> _What you should do_:
Each entry has to be copied exactly, with nothing missed.

> _The records_:
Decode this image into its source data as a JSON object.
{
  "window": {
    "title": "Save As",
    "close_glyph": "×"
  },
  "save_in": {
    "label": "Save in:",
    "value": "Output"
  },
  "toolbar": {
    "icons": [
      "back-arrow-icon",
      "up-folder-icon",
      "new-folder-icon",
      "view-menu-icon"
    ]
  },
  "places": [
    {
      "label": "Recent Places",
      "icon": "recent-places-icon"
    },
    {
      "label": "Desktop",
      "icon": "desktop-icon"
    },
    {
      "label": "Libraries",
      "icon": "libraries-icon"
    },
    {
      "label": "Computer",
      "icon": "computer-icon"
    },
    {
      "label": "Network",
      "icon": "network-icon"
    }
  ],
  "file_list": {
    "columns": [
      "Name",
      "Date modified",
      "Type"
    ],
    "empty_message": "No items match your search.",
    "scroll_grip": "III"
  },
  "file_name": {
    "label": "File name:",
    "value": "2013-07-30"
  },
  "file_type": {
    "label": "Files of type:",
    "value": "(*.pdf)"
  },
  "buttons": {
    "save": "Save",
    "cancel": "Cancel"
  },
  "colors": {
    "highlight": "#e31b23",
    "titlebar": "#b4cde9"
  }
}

> _Answer to the problem_:
Decode this image into its source data as a JSON object.
{
  "window": {
    "title": "Save As",
    "close_glyph": "×"
  },
  "save_in": {
    "label": "Save in:",
    "value": "Output"
  },
  "toolbar": {
    "icons": [
      "back-arrow-icon",
      "up-folder-icon",
      "new-folder-icon",
      "view-menu-icon"
    ]
  },
  "places": [
    {
      "label": "Recent Places",
      "icon": "recent-places-icon"
    },
    {
      "label": "Desktop",
      "icon": "desktop-icon"
    },
    {
      "label": "Libraries",
      "icon": "libraries-icon"
    },
    {
      "label": "Computer",
      "icon": "computer-icon"
    },
    {
      "label": "Network",
      "icon": "network-icon"
    }
  ],
  "file_list": {
    "columns": [
      "Name",
      "Date modified",
      "Type"
    ],
    "empty_message": "No items match your search.",
    "scroll_grip": "III"
  },
  "file_name": {
    "label": "File name:",
    "value": "2013-07-30"
  },
  "file_type": {
    "label": "Files of type:",
    "value": "(*.pdf)"
  },
  "buttons": {
    "save": "Save",
    "cancel": "Cancel"
  },
  "colors": {
    "highlight": "#e31b23",
    "titlebar": "#b4cde9"
  }
}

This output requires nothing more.